[Records contained in a dataset]
-- START --
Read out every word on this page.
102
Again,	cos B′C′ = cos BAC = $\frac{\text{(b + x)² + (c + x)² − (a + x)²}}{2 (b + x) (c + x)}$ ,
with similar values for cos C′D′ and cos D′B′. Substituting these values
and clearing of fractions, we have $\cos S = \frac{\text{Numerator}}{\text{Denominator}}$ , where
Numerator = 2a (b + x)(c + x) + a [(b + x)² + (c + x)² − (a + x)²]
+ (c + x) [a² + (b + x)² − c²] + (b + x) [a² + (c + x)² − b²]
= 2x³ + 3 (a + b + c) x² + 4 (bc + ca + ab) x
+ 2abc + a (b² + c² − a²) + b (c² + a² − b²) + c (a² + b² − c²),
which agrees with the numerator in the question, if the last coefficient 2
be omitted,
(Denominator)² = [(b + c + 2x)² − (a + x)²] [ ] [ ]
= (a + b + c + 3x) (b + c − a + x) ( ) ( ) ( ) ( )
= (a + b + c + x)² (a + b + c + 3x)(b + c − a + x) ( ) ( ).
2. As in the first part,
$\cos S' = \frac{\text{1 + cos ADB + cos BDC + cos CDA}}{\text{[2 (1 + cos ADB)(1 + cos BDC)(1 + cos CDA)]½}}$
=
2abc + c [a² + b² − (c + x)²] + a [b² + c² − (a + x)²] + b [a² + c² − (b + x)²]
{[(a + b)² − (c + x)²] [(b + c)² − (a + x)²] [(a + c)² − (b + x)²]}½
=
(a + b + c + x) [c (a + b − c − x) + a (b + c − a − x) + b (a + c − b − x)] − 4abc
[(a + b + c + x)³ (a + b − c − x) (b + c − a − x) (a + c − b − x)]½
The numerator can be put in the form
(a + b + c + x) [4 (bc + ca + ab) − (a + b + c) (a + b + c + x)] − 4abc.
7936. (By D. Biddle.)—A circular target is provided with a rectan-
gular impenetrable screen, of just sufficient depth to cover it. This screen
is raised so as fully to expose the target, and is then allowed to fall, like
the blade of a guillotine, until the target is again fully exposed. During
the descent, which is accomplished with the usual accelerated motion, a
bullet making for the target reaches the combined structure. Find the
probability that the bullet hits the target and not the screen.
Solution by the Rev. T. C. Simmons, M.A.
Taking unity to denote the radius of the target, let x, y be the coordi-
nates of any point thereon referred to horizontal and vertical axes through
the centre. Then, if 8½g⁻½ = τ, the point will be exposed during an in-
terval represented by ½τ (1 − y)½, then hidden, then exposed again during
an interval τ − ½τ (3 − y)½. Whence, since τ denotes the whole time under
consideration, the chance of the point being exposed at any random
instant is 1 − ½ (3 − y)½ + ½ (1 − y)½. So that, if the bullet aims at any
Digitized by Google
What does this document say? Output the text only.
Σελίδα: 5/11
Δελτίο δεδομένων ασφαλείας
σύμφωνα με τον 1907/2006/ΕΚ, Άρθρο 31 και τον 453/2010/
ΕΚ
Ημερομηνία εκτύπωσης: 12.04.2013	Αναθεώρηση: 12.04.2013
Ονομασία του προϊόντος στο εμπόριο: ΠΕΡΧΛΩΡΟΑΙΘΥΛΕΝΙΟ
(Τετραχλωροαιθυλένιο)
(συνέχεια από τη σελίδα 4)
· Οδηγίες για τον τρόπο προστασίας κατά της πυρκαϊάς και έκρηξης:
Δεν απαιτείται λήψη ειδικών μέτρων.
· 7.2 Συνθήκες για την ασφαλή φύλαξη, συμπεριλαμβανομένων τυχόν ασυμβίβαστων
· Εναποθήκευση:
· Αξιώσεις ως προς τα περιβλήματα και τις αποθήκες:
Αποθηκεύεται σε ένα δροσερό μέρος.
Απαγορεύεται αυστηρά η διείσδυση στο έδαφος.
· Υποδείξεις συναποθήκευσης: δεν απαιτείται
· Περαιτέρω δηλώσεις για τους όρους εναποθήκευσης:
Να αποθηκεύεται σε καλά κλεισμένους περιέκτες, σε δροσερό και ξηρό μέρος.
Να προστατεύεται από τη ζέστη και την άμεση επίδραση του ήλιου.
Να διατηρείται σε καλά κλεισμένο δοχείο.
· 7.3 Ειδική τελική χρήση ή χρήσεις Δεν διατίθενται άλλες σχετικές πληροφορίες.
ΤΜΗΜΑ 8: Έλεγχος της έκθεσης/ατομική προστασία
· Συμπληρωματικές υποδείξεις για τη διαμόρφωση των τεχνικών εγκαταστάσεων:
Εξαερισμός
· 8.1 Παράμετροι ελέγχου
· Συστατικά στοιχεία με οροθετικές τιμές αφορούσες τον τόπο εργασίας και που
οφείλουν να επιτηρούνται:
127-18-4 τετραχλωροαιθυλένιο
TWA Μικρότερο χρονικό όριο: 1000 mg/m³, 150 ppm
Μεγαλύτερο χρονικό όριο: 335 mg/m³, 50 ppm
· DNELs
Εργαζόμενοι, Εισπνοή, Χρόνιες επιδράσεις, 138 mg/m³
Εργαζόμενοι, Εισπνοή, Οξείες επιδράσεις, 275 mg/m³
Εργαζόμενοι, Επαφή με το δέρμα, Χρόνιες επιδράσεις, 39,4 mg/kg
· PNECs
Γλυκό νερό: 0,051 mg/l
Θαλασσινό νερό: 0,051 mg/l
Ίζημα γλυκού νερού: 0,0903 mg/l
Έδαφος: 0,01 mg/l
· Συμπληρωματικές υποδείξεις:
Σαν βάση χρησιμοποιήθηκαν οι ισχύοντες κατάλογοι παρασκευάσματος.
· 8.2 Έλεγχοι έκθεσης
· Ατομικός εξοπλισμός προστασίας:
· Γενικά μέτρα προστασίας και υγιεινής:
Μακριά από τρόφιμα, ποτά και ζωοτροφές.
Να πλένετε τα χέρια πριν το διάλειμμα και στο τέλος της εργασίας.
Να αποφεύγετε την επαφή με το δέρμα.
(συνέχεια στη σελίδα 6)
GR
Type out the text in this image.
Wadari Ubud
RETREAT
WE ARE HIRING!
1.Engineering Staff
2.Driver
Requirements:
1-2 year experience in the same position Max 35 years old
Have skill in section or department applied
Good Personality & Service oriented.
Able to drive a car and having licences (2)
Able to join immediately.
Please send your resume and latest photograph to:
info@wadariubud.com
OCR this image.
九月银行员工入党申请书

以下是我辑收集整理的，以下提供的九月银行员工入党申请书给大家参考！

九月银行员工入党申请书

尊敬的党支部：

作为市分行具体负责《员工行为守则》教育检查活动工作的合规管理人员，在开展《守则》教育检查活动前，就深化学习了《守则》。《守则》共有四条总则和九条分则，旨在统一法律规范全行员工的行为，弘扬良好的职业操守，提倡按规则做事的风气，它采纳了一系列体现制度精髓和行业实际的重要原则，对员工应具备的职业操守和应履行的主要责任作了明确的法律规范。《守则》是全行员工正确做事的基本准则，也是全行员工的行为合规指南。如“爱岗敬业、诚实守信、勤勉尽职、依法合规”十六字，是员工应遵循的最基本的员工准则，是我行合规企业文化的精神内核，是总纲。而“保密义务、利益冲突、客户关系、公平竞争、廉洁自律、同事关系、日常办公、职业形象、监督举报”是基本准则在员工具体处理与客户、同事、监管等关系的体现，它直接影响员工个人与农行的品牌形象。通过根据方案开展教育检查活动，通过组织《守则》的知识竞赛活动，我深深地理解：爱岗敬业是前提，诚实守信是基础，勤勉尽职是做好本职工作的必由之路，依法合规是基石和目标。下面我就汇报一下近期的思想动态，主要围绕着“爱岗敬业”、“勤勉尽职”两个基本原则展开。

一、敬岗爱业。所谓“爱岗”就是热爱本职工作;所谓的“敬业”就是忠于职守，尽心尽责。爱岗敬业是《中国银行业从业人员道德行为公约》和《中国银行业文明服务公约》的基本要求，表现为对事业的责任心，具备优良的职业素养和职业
-- END --
__BRIEF__
Every line from the line containing "Type out the text in this image." to the last line of the material above must be repeated exactly, and no other line.

__SOLUTION FOR THIS EXERCISE__
Type out the text in this image.
Wadari Ubud
RETREAT
WE ARE HIRING!
1.Engineering Staff
2.Driver
Requirements:
1-2 year experience in the same position Max 35 years old
Have skill in section or department applied
Good Personality & Service oriented.
Able to drive a car and having licences (2)
Able to join immediately.
Please send your resume and latest photograph to:
info@wadariubud.com
OCR this image.
九月银行员工入党申请书

以下是我辑收集整理的，以下提供的九月银行员工入党申请书给大家参考！

九月银行员工入党申请书

尊敬的党支部：

作为市分行具体负责《员工行为守则》教育检查活动工作的合规管理人员，在开展《守则》教育检查活动前，就深化学习了《守则》。《守则》共有四条总则和九条分则，旨在统一法律规范全行员工的行为，弘扬良好的职业操守，提倡按规则做事的风气，它采纳了一系列体现制度精髓和行业实际的重要原则，对员工应具备的职业操守和应履行的主要责任作了明确的法律规范。《守则》是全行员工正确做事的基本准则，也是全行员工的行为合规指南。如“爱岗敬业、诚实守信、勤勉尽职、依法合规”十六字，是员工应遵循的最基本的员工准则，是我行合规企业文化的精神内核，是总纲。而“保密义务、利益冲突、客户关系、公平竞争、廉洁自律、同事关系、日常办公、职业形象、监督举报”是基本准则在员工具体处理与客户、同事、监管等关系的体现，它直接影响员工个人与农行的品牌形象。通过根据方案开展教育检查活动，通过组织《守则》的知识竞赛活动，我深深地理解：爱岗敬业是前提，诚实守信是基础，勤勉尽职是做好本职工作的必由之路，依法合规是基石和目标。下面我就汇报一下近期的思想动态，主要围绕着“爱岗敬业”、“勤勉尽职”两个基本原则展开。

一、敬岗爱业。所谓“爱岗”就是热爱本职工作;所谓的“敬业”就是忠于职守，尽心尽责。爱岗敬业是《中国银行业从业人员道德行为公约》和《中国银行业文明服务公约》的基本要求，表现为对事业的责任心，具备优良的职业素养和职业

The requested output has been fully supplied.